**DATASET EXCERPTS**
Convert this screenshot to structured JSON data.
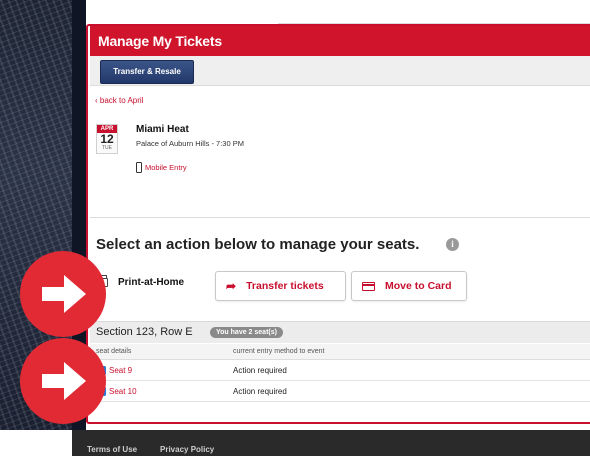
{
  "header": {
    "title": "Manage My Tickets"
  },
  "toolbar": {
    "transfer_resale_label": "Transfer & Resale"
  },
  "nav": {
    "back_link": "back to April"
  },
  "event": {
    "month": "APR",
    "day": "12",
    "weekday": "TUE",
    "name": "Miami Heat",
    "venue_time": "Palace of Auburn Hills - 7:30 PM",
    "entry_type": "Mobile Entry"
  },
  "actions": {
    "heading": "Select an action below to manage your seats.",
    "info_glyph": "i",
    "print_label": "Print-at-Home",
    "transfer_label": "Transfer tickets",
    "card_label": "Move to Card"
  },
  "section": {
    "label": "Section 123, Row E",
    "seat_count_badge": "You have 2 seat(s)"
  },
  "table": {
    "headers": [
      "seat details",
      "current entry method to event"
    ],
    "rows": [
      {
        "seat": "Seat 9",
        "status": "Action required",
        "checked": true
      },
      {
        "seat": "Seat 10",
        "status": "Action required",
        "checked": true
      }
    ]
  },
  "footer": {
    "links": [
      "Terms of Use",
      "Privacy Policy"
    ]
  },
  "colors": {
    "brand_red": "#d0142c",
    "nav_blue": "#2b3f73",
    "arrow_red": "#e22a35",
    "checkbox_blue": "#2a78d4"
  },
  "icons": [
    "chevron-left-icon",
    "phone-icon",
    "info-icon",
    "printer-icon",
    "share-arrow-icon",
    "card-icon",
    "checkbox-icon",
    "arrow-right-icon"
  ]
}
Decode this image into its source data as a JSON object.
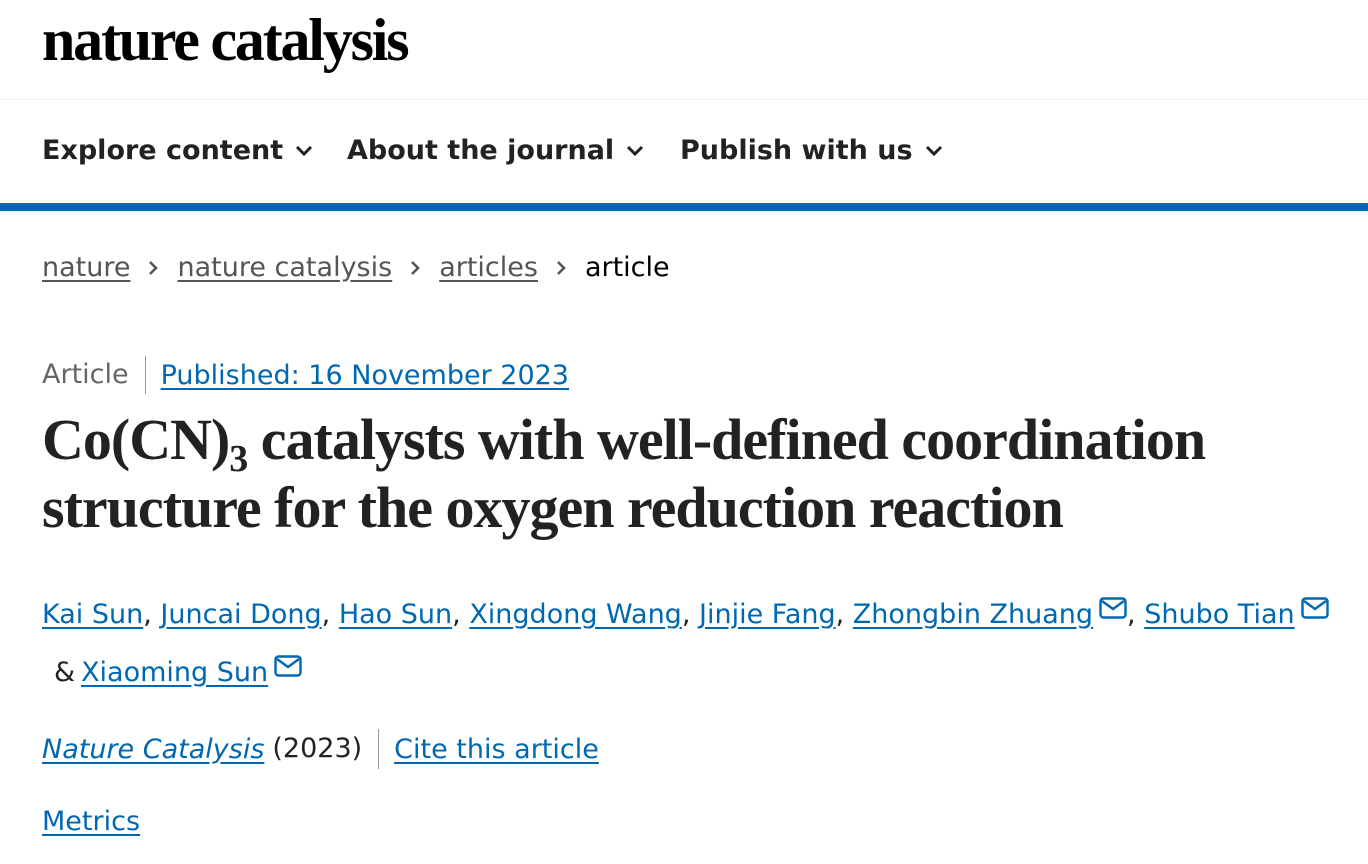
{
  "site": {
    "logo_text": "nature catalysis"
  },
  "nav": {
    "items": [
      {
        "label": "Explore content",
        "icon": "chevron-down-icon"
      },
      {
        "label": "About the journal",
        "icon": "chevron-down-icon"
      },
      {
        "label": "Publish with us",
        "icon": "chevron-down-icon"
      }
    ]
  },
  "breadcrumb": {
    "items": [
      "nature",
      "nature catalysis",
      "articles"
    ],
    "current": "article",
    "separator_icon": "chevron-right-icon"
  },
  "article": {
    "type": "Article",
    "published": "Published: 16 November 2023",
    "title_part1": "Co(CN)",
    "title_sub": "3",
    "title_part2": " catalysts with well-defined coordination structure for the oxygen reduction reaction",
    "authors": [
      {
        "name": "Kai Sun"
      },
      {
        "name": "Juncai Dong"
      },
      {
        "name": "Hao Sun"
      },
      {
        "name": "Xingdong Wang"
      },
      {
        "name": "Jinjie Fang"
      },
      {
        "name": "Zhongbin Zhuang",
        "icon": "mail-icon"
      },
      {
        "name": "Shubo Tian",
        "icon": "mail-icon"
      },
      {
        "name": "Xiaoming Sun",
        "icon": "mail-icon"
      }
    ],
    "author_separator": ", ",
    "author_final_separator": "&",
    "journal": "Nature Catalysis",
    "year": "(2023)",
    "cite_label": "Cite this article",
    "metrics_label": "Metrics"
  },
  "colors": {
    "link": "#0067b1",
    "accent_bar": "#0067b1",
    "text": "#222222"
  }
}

* * *

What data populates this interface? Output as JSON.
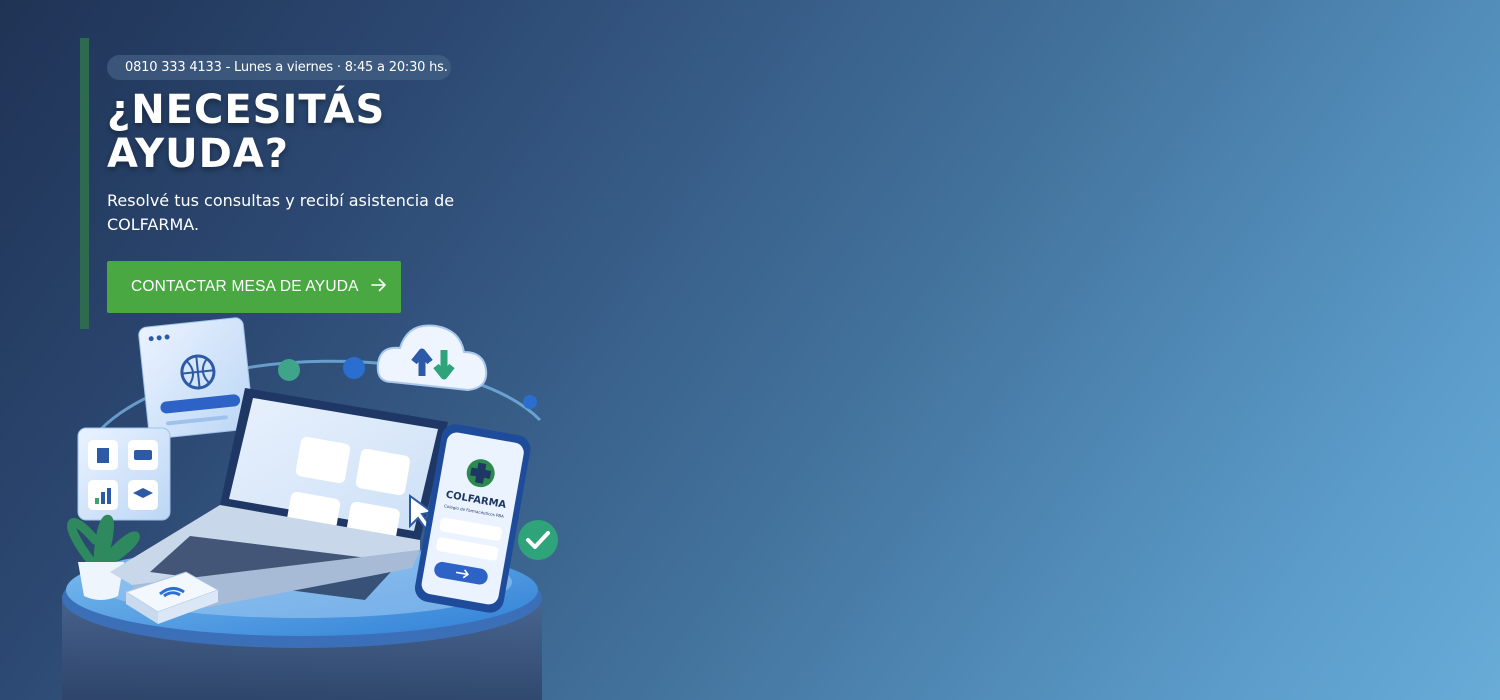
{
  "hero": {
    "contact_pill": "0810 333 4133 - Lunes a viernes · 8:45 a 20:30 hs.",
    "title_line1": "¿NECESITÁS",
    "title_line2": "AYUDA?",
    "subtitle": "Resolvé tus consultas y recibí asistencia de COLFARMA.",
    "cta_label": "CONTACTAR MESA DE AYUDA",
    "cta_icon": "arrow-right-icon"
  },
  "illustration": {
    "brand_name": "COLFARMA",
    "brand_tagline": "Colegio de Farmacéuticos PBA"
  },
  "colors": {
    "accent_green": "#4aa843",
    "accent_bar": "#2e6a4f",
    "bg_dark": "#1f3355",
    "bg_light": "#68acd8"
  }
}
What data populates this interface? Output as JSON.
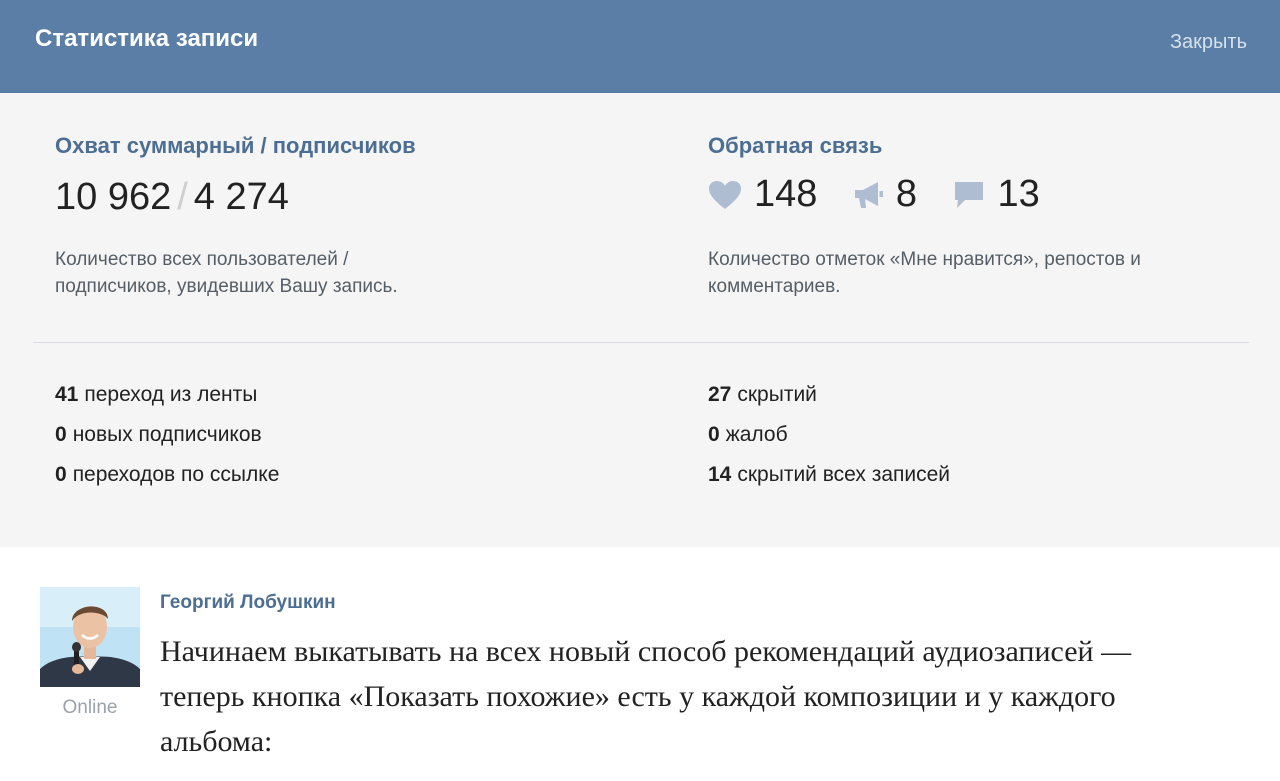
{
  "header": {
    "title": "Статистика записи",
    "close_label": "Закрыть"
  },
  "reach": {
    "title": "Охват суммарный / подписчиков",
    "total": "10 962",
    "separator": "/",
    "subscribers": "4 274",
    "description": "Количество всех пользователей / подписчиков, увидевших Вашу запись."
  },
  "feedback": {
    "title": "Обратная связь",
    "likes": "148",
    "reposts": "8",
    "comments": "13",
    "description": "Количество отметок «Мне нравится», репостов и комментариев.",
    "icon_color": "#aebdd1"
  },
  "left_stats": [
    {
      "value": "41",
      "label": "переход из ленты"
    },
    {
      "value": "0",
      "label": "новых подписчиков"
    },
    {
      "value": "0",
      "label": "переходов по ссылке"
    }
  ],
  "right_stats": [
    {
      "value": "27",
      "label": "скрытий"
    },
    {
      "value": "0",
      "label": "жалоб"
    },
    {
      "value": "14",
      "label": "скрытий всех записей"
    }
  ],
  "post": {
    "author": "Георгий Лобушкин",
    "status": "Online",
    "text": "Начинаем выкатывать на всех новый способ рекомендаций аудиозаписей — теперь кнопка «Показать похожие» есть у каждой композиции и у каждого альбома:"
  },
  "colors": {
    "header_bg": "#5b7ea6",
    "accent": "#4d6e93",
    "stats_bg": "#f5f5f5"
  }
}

**TASK DIRECTIONS**
Identify each line holding the string "current", and copy it out.

**RESULT OF THIS TASK**
      "current entry method to event"
    "current": "article",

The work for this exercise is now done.